- [Brief]: Copy every line in which the string "President" occurs.

- [Stored rows]:
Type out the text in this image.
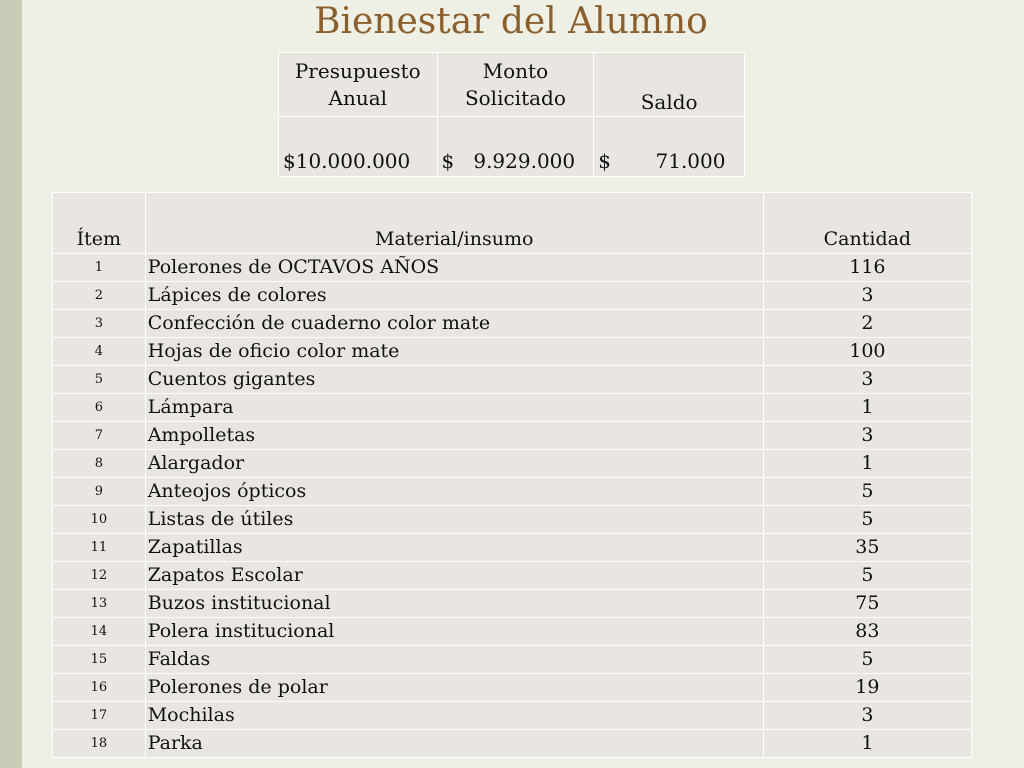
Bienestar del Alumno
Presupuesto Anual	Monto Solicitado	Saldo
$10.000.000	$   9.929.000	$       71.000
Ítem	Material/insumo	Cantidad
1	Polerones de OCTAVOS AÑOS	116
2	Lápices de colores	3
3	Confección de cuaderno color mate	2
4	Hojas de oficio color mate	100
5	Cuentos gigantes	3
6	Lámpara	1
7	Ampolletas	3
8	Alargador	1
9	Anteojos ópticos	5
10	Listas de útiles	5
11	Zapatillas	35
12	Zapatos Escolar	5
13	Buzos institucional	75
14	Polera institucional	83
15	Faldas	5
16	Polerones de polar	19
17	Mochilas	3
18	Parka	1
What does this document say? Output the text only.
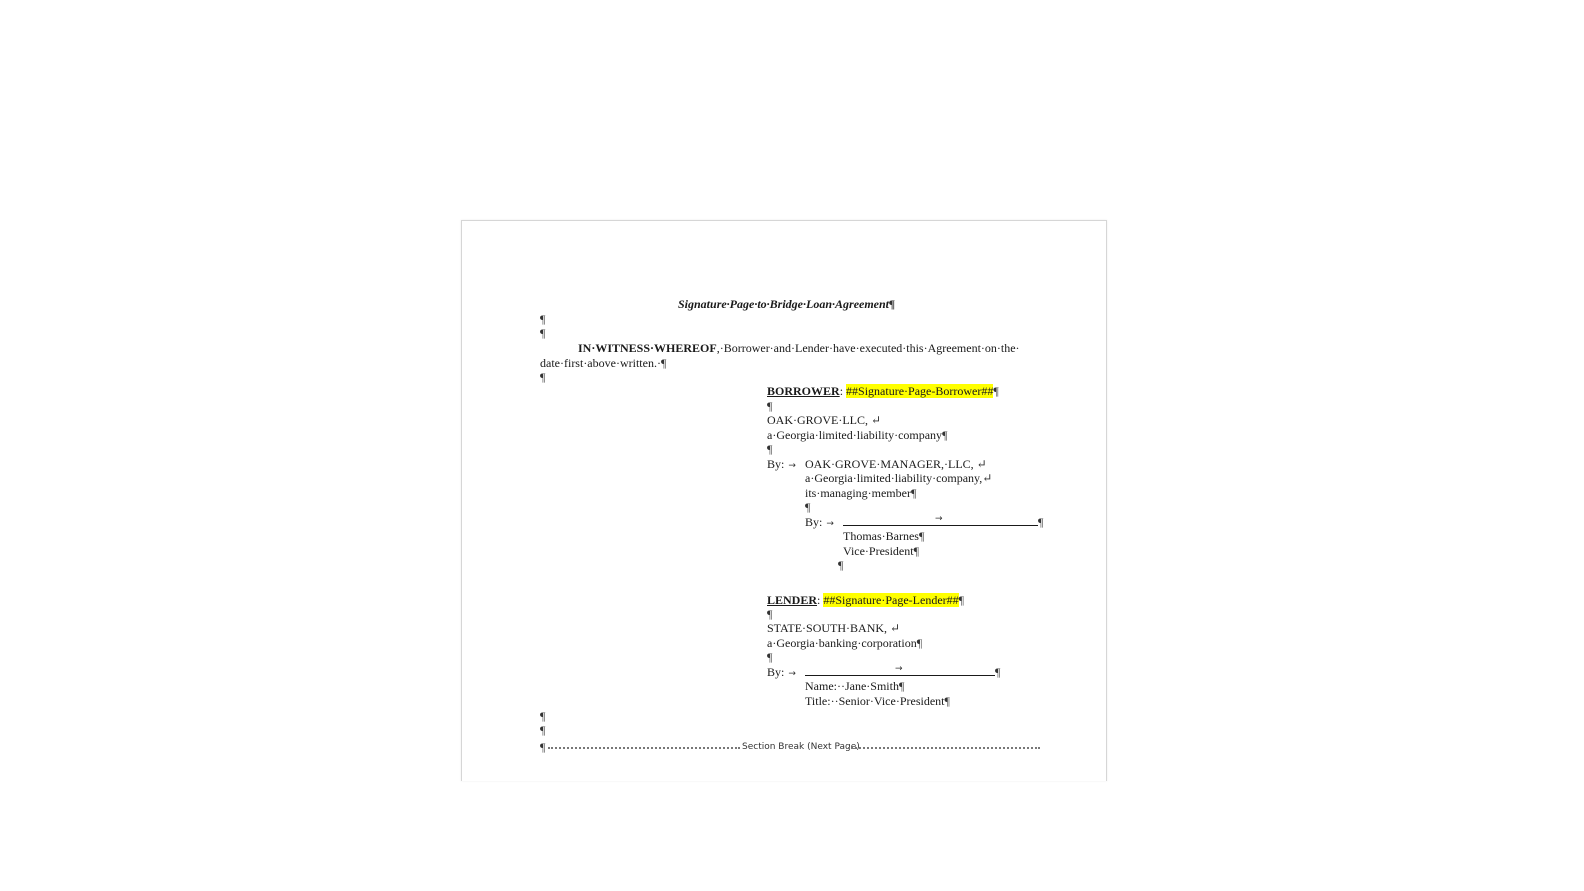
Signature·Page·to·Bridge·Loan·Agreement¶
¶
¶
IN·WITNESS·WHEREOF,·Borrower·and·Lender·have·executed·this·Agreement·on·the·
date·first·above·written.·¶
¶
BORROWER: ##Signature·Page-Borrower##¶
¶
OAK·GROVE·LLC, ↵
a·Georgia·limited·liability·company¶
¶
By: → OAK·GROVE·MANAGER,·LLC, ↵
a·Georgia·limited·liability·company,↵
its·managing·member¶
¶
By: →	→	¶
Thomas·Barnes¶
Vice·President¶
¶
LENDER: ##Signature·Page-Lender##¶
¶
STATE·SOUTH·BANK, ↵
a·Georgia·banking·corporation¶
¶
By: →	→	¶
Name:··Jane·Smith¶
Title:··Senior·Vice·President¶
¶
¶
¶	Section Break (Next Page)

- [Worked answer]:
Vice·President¶
Title:··Senior·Vice·President¶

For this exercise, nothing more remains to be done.